_Task prompt_:
Please give the count of lines holding the string "COINBASE" and nothing besides.

_Entries from a visual dataset_:
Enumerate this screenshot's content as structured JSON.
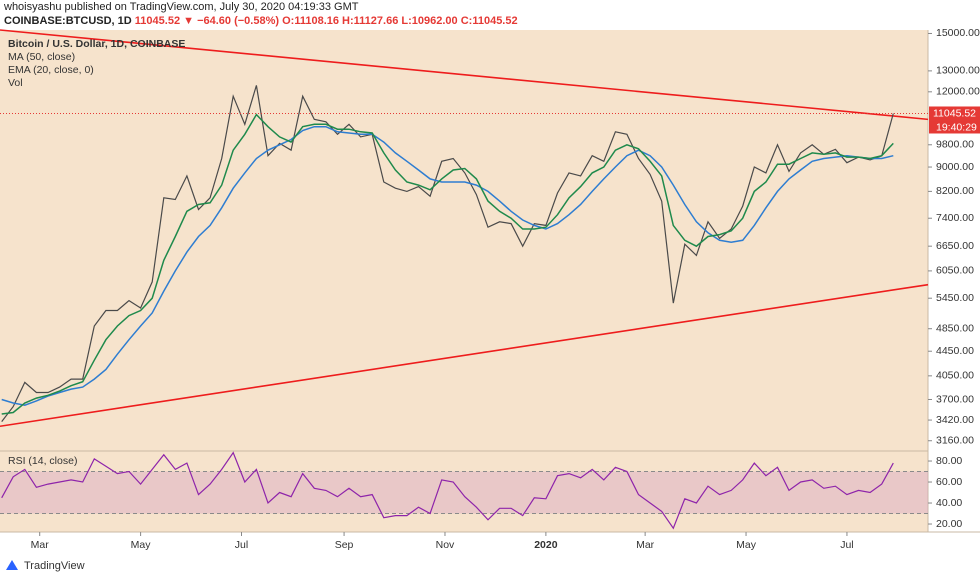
{
  "header": {
    "published": "whoisyashu published on TradingView.com, July 30, 2020 04:19:33 GMT",
    "symbol": "COINBASE:BTCUSD, 1D",
    "last": "11045.52",
    "change": "▼ −64.60 (−0.58%)",
    "open": "O:11108.16",
    "high": "H:11127.66",
    "low": "L:10962.00",
    "close": "C:11045.52"
  },
  "footer": {
    "brand": "TradingView"
  },
  "chart_data": [
    {
      "type": "line",
      "log": true,
      "xlim": [
        35,
        596
      ],
      "ylim": [
        3050,
        15200
      ],
      "grid": false,
      "volume_label": "Vol",
      "price_timer": "19:40:29",
      "yticks": [
        {
          "value": 15000,
          "label": "15000.00"
        },
        {
          "value": 13000,
          "label": "13000.00"
        },
        {
          "value": 12000,
          "label": "12000.00"
        },
        {
          "value": 9800,
          "label": "9800.00"
        },
        {
          "value": 9000,
          "label": "9000.00"
        },
        {
          "value": 8200,
          "label": "8200.00"
        },
        {
          "value": 7400,
          "label": "7400.00"
        },
        {
          "value": 6650,
          "label": "6650.00"
        },
        {
          "value": 6050,
          "label": "6050.00"
        },
        {
          "value": 5450,
          "label": "5450.00"
        },
        {
          "value": 4850,
          "label": "4850.00"
        },
        {
          "value": 4450,
          "label": "4450.00"
        },
        {
          "value": 4050,
          "label": "4050.00"
        },
        {
          "value": 3700,
          "label": "3700.00"
        },
        {
          "value": 3420,
          "label": "3420.00"
        },
        {
          "value": 3160,
          "label": "3160.00"
        }
      ],
      "x": [
        36,
        43,
        50,
        57,
        64,
        71,
        78,
        85,
        92,
        99,
        106,
        113,
        120,
        127,
        134,
        141,
        148,
        155,
        162,
        169,
        176,
        183,
        190,
        197,
        204,
        211,
        218,
        225,
        232,
        239,
        246,
        253,
        260,
        267,
        274,
        281,
        288,
        295,
        302,
        309,
        316,
        323,
        330,
        337,
        344,
        351,
        358,
        365,
        372,
        379,
        386,
        393,
        400,
        407,
        414,
        421,
        428,
        435,
        442,
        449,
        456,
        463,
        470,
        477,
        484,
        491,
        498,
        505,
        512,
        519,
        526,
        533,
        540,
        547,
        554,
        561,
        568,
        575
      ],
      "series": [
        {
          "name": "Bitcoin / U.S. Dollar, 1D, COINBASE",
          "color": "#4a4a4a",
          "values": [
            3400,
            3600,
            3950,
            3800,
            3800,
            3880,
            4000,
            4000,
            4900,
            5200,
            5200,
            5400,
            5250,
            5800,
            8000,
            7950,
            8700,
            7650,
            8000,
            9300,
            11800,
            10600,
            12300,
            9400,
            9850,
            9600,
            11800,
            10800,
            10700,
            10200,
            10600,
            10100,
            10200,
            8500,
            8300,
            8200,
            8350,
            8050,
            9200,
            9300,
            8800,
            8100,
            7150,
            7300,
            7250,
            6650,
            7250,
            7200,
            8150,
            8800,
            8700,
            9400,
            9200,
            10300,
            10200,
            9300,
            8750,
            7900,
            5350,
            6700,
            6420,
            7300,
            6850,
            7100,
            7750,
            9000,
            8800,
            9800,
            8850,
            9500,
            9800,
            9450,
            9630,
            9150,
            9350,
            9250,
            9390,
            11045.52
          ]
        },
        {
          "name": "MA (50, close)",
          "color": "#2e7dd1",
          "values": [
            3700,
            3650,
            3620,
            3680,
            3750,
            3800,
            3850,
            3880,
            4000,
            4150,
            4400,
            4650,
            4900,
            5150,
            5600,
            6050,
            6500,
            6900,
            7200,
            7700,
            8300,
            8800,
            9300,
            9600,
            9800,
            10000,
            10350,
            10500,
            10500,
            10300,
            10250,
            10200,
            10200,
            9900,
            9500,
            9200,
            8900,
            8600,
            8500,
            8500,
            8500,
            8400,
            8200,
            7900,
            7600,
            7350,
            7200,
            7100,
            7250,
            7500,
            7800,
            8200,
            8600,
            9000,
            9400,
            9600,
            9400,
            9000,
            8400,
            7800,
            7300,
            7000,
            6800,
            6750,
            6800,
            7200,
            7700,
            8200,
            8600,
            8900,
            9200,
            9300,
            9350,
            9400,
            9350,
            9300,
            9300,
            9400
          ]
        },
        {
          "name": "EMA (20, close, 0)",
          "color": "#1f8a4c",
          "values": [
            3500,
            3520,
            3650,
            3720,
            3760,
            3820,
            3900,
            3960,
            4300,
            4650,
            4900,
            5100,
            5200,
            5450,
            6300,
            6900,
            7600,
            7800,
            7850,
            8400,
            9600,
            10200,
            11000,
            10500,
            10100,
            9900,
            10500,
            10600,
            10600,
            10400,
            10400,
            10300,
            10250,
            9500,
            8900,
            8500,
            8400,
            8250,
            8600,
            8900,
            8950,
            8600,
            7900,
            7600,
            7400,
            7100,
            7100,
            7150,
            7500,
            8000,
            8350,
            8800,
            9000,
            9600,
            9800,
            9650,
            9200,
            8700,
            7200,
            6800,
            6650,
            6900,
            6950,
            7050,
            7400,
            8200,
            8500,
            9100,
            9100,
            9300,
            9500,
            9450,
            9500,
            9350,
            9350,
            9300,
            9400,
            9850
          ]
        }
      ],
      "trendlines": [
        {
          "color": "#ee1c1c",
          "x": [
            35,
            596
          ],
          "values": [
            15200,
            10800
          ]
        },
        {
          "color": "#ee1c1c",
          "x": [
            35,
            596
          ],
          "values": [
            3340,
            5740
          ]
        }
      ]
    },
    {
      "type": "line",
      "title": "RSI (14, close)",
      "xlim": [
        35,
        596
      ],
      "ylim": [
        12.4,
        88.6
      ],
      "band": [
        30,
        70
      ],
      "yticks": [
        {
          "value": 80,
          "label": "80.00"
        },
        {
          "value": 60,
          "label": "60.00"
        },
        {
          "value": 40,
          "label": "40.00"
        },
        {
          "value": 20,
          "label": "20.00"
        }
      ],
      "xticks": [
        {
          "value": 59,
          "label": "Mar"
        },
        {
          "value": 120,
          "label": "May"
        },
        {
          "value": 181,
          "label": "Jul"
        },
        {
          "value": 243,
          "label": "Sep"
        },
        {
          "value": 304,
          "label": "Nov"
        },
        {
          "value": 365,
          "label": "2020"
        },
        {
          "value": 425,
          "label": "Mar"
        },
        {
          "value": 486,
          "label": "May"
        },
        {
          "value": 547,
          "label": "Jul"
        }
      ],
      "x": [
        36,
        43,
        50,
        57,
        64,
        71,
        78,
        85,
        92,
        99,
        106,
        113,
        120,
        127,
        134,
        141,
        148,
        155,
        162,
        169,
        176,
        183,
        190,
        197,
        204,
        211,
        218,
        225,
        232,
        239,
        246,
        253,
        260,
        267,
        274,
        281,
        288,
        295,
        302,
        309,
        316,
        323,
        330,
        337,
        344,
        351,
        358,
        365,
        372,
        379,
        386,
        393,
        400,
        407,
        414,
        421,
        428,
        435,
        442,
        449,
        456,
        463,
        470,
        477,
        484,
        491,
        498,
        505,
        512,
        519,
        526,
        533,
        540,
        547,
        554,
        561,
        568,
        575
      ],
      "series": [
        {
          "name": "RSI",
          "color": "#8e24aa",
          "values": [
            45,
            65,
            72,
            55,
            58,
            60,
            62,
            60,
            82,
            75,
            68,
            70,
            58,
            72,
            86,
            72,
            78,
            48,
            58,
            72,
            88,
            60,
            72,
            40,
            50,
            46,
            68,
            54,
            52,
            46,
            54,
            46,
            48,
            26,
            28,
            28,
            36,
            30,
            62,
            60,
            46,
            36,
            24,
            35,
            35,
            28,
            45,
            44,
            66,
            68,
            64,
            72,
            62,
            74,
            70,
            48,
            40,
            32,
            16,
            44,
            40,
            56,
            48,
            52,
            62,
            78,
            66,
            74,
            52,
            60,
            62,
            54,
            56,
            48,
            52,
            50,
            58,
            78
          ]
        }
      ]
    }
  ]
}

_Result for this task_:
2